Frustrated at the BCCI's impotence, the Supreme Court sacked Thakur and the then secretary of the board Ajay Shirke on January 2 this year and also served a show-cause notice to Thakur for asking the ICC to intervene and put to halt the 'judicial interference' in the board's matters.
Every office bearer is paid INR 20,000 for each working day and INR 30,000 per day for a board meeting. For an overseas trip, the allowance is pegged at US$ 750. The aforementioned sum did not include other reimbursements such as the INR 3,93,319 claimed by Choudhary as other expenses, INR 13,51,061 as stay charges and INR 43,000 as the phone bill.
In comparison, Chaudhary reported INR 2,37,145 as his phone bill, INR 3, 41,603 as other expenses, INR 11, 03,893 as stay charges, and INR 91,877 as credit card expenses. Thakur had claimed INR 1, 81,172 as credit card expenses and INR 4, 20,463 as stay charges.
It wasn't just the office bearers who received these perks. Their assistants have also received allowances although they have been on the payrolls of the BCCI. The CoA did not explicitly object to these allowances and reimbursements but raised questions over the board's inability to implement the reforms related to the board's professional management.

[Dataset items]
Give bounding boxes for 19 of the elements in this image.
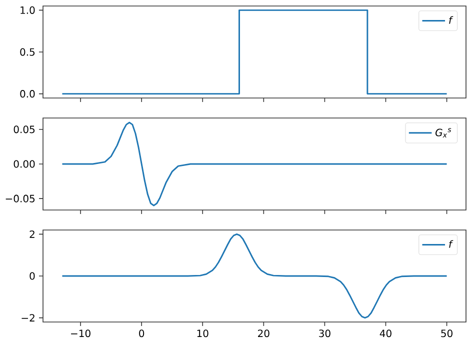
y-tick-label: 0.5 <box>20 48 35 56</box>
x-tick-label: 10 <box>197 330 208 338</box>
x-tick-label: 30 <box>319 330 330 338</box>
y-tick-label: 2 <box>30 230 34 238</box>
x-tick-label: 40 <box>380 330 392 338</box>
legend-label: f <box>449 240 454 248</box>
x-tick-label: 50 <box>441 330 452 338</box>
y-tick-label: 0 <box>30 272 35 280</box>
y-tick-label: −0.05 <box>6 194 35 202</box>
y-tick-label: 0.0 <box>20 90 35 98</box>
y-tick-label: 0.00 <box>14 160 35 168</box>
x-tick-label: 20 <box>258 330 270 338</box>
y-tick-label: 1.0 <box>20 6 35 14</box>
line-series <box>62 122 448 206</box>
x-tick-label: −10 <box>71 330 90 338</box>
y-tick-label: 0.05 <box>14 126 35 134</box>
y-tick-label: −2 <box>22 314 34 322</box>
x-tick-label: 0 <box>139 330 144 338</box>
legend-label: f <box>449 16 454 24</box>
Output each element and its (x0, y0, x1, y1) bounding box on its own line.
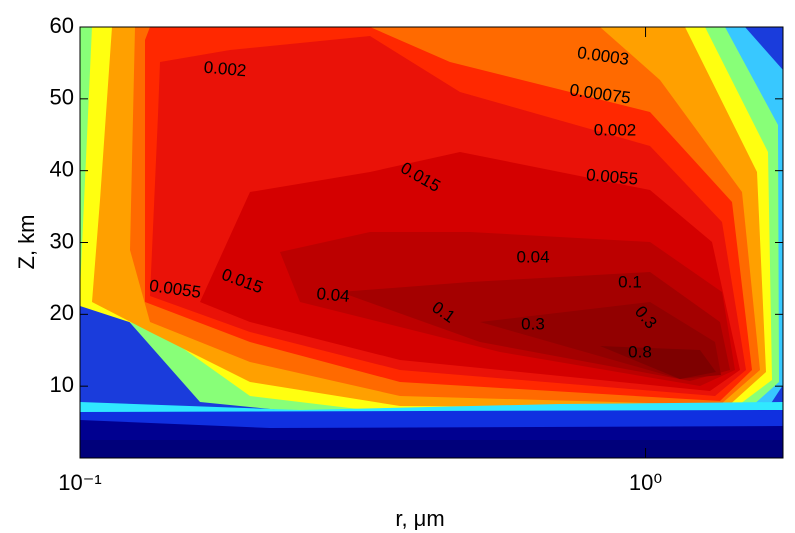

*YOUR TASKS:*
1. Answer these questions using the text on BCCI allowances, one answer per line:
(a) On what date did the Supreme Court sack Thakur and Ajay Shirke?
(b) How much is each office bearer paid per day for a board meeting?
(c) What did the CoA raise questions over?
2. Rewrite the text on BCCI allowances from "Frustrated at the" to "the phone bill.", swapping "office bearer" for "official".
3. Extend the text on BCCI allowances by continuing it after its final sentence.

*RESPONSES FOR EACH TASK:*
1.
(a) January 2
(b) INR 30,000
(c) The board's inability to implement the reforms related to the board's professional management

2.
Frustrated at the BCCI's impotence, the Supreme Court sacked Thakur and the then secretary of the board Ajay Shirke on January 2 this year and also served a show-cause notice to Thakur for asking the ICC to intervene and put to halt the 'judicial interference' in the board's matters.
Every official is paid INR 20,000 for each working day and INR 30,000 per day for a board meeting. For an overseas trip, the allowance is pegged at US$ 750. The aforementioned sum did not include other reimbursements such as the INR 3,93,319 claimed by Choudhary as other expenses, INR 13,51,061 as stay charges and INR 43,000 as the phone bill.

3.
According to the Lodha recommendations, the day-to-day functions of the board were to be overseen by the CEO Rahul Johri whereas policy-making was the burden of the nine-member Apex Council, which includes three elected office bearers.
The panel had asked for a clear demarcation of roles of the CEO and the Apex Council on the lines of the widely-observed practices in other cricket bodies such as the ICC, the ECB, and CA.
Without raising objections to the huge sums being spent on select office bearers, the CoA has brought to the fore the money-business of the BCCI and the extravagant amount being spent on its officials.
All this while, these officials have failed to perform the task they were appointed for in the first place as the BCCI old guard continues to roadblock the implementation of the reforms more than a year after the Supreme Court's original verdict.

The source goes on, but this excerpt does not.